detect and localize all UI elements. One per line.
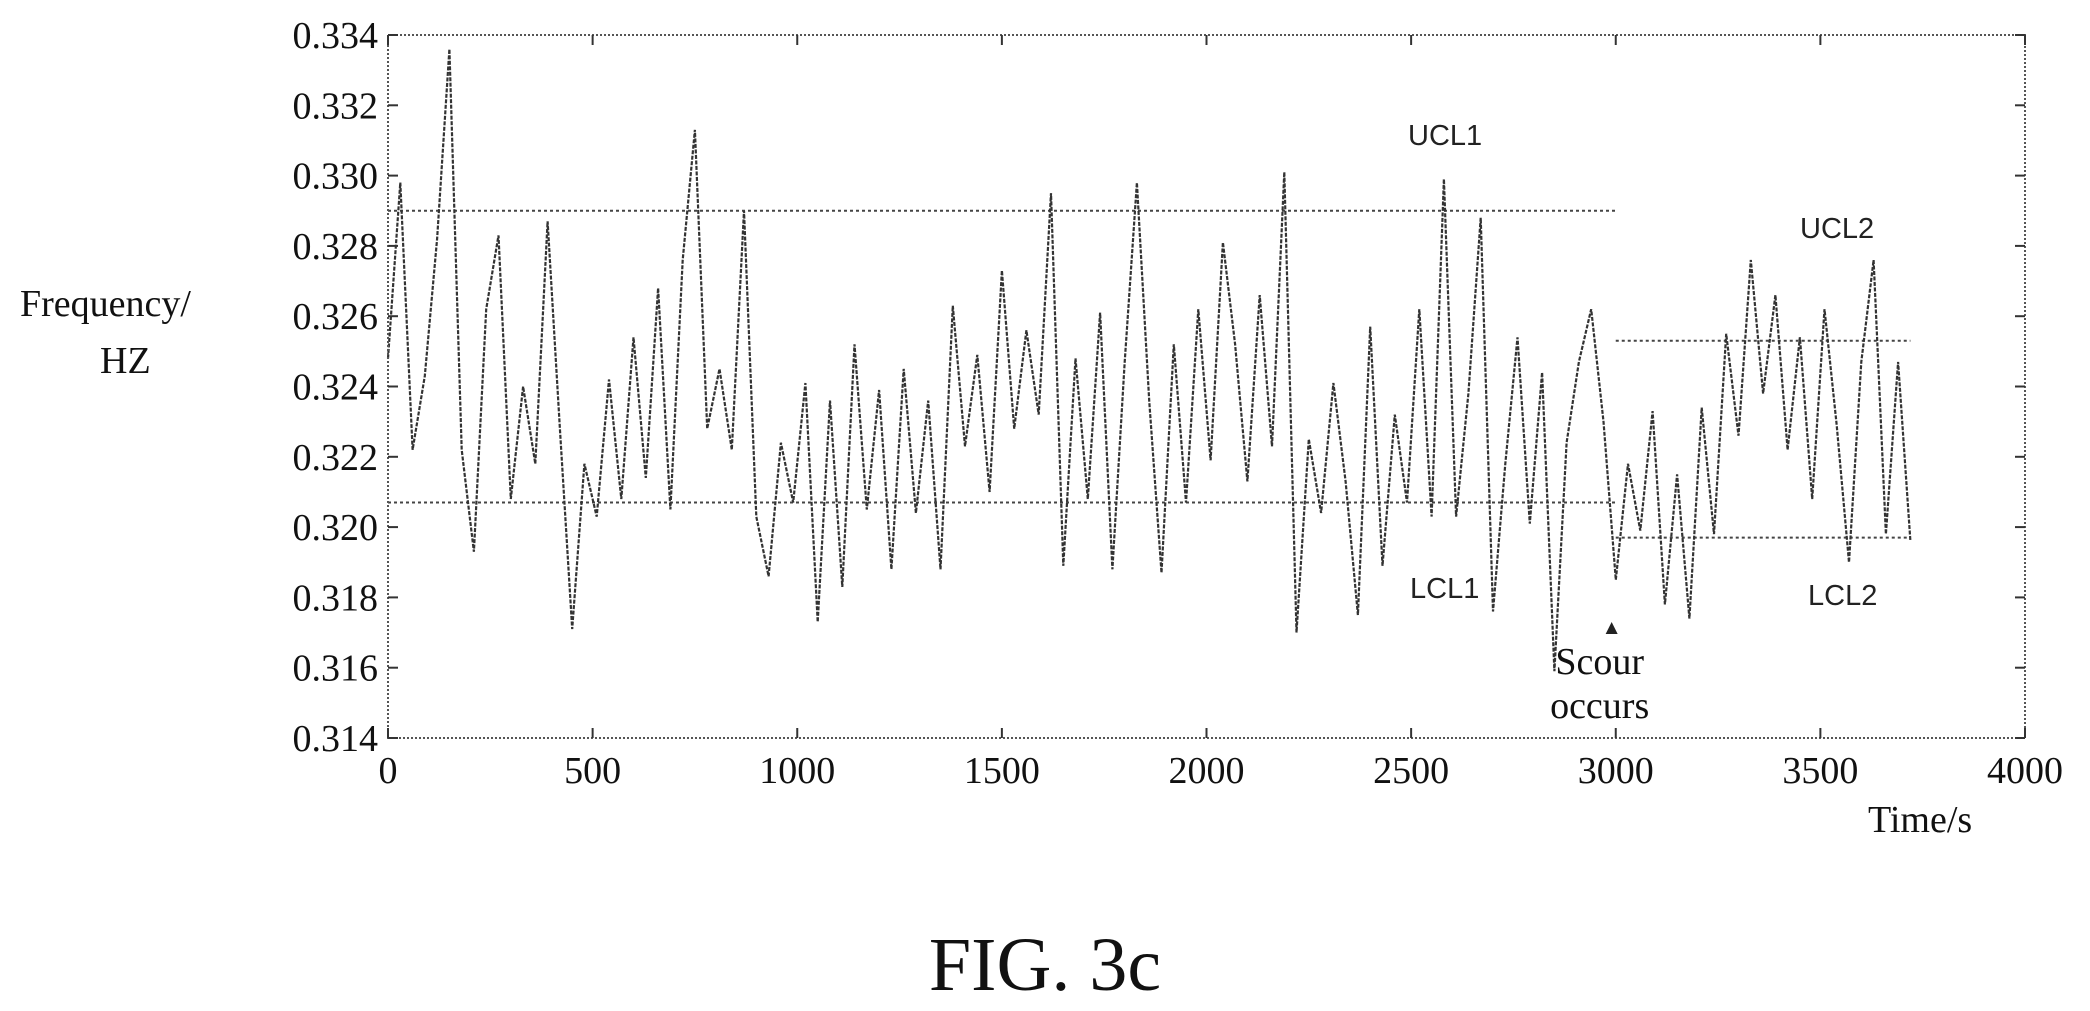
annotation-text: occurs: [1550, 685, 1649, 727]
y-axis-label-line1: Frequency/: [20, 283, 191, 325]
y-tick-label: 0.320: [293, 507, 379, 549]
y-tick-label: 0.314: [293, 718, 379, 760]
x-tick-label: 0: [379, 750, 398, 792]
y-tick-label: 0.328: [293, 226, 379, 268]
y-tick-label: 0.324: [293, 367, 379, 409]
control-limit-label-lcl1: LCL1: [1410, 573, 1479, 605]
y-tick-label: 0.316: [293, 648, 379, 690]
y-tick-label: 0.326: [293, 296, 379, 338]
y-tick-label: 0.332: [293, 85, 379, 127]
plot-frame: [387, 34, 2026, 739]
annotation-arrow: [1605, 622, 1618, 635]
y-axis-label-line2: HZ: [100, 340, 151, 382]
y-tick-label: 0.330: [293, 156, 379, 198]
x-tick-label: 2500: [1373, 750, 1449, 792]
axes: 0 500 1000 1500 2000 2500 3000 3500 4000 0.314 0.3…: [293, 15, 2064, 792]
control-limit-label-lcl2: LCL2: [1808, 580, 1877, 612]
x-tick-label: 3000: [1578, 750, 1654, 792]
series-line-0: [386, 49, 1912, 672]
annotation-text: Scour: [1555, 641, 1644, 683]
x-tick-label: 500: [564, 750, 621, 792]
x-tick-label: 1500: [964, 750, 1040, 792]
y-tick-label: 0.334: [293, 15, 379, 57]
x-tick-label: 2000: [1169, 750, 1245, 792]
x-axis-label: Time/s: [1868, 799, 1972, 841]
y-tick-label: 0.322: [293, 437, 379, 479]
x-tick-label: 1000: [759, 750, 835, 792]
y-tick-label: 0.318: [293, 577, 379, 619]
figure-caption: FIG. 3c: [929, 923, 1161, 1007]
x-tick-label: 3500: [1782, 750, 1858, 792]
x-tick-label: 4000: [1987, 750, 2063, 792]
control-limit-label-ucl1: UCL1: [1408, 120, 1482, 152]
control-limit-label-ucl2: UCL2: [1800, 213, 1874, 245]
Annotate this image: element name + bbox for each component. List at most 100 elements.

════

_Directions_
State how many lines of the listing contain the string "annotation", counting a line only where the letter case matches. Give the number alone.

_Exercise output_
3